# GIVEN PROBLEM
Gather every line of the entries that includes the word "this".

━━━

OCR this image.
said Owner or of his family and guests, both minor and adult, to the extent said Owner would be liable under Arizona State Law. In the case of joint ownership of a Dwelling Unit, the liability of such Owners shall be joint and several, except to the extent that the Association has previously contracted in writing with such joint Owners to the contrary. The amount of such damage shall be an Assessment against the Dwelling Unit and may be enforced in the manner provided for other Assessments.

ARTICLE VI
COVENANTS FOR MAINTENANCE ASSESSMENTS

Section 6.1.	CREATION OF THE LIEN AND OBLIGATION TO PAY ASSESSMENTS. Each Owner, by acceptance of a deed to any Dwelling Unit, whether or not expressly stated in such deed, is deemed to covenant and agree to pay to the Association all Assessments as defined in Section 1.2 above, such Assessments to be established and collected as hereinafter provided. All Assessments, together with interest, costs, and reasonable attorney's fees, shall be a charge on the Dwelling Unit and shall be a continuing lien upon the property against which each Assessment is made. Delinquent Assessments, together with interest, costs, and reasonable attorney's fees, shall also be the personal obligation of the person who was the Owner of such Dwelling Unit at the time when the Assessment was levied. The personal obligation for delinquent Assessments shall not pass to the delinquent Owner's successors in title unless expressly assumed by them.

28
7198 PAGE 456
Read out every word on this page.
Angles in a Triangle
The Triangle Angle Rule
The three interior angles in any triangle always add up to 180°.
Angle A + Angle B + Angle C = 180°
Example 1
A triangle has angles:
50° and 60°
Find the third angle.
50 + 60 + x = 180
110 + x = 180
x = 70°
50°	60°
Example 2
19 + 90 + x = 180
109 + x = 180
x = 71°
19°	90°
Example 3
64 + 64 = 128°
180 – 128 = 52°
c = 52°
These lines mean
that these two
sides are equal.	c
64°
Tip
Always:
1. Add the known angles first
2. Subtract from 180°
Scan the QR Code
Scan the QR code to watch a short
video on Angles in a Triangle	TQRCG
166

━━━

# EXERCISE SOLUTION
OCR this image.
Read out every word on this page.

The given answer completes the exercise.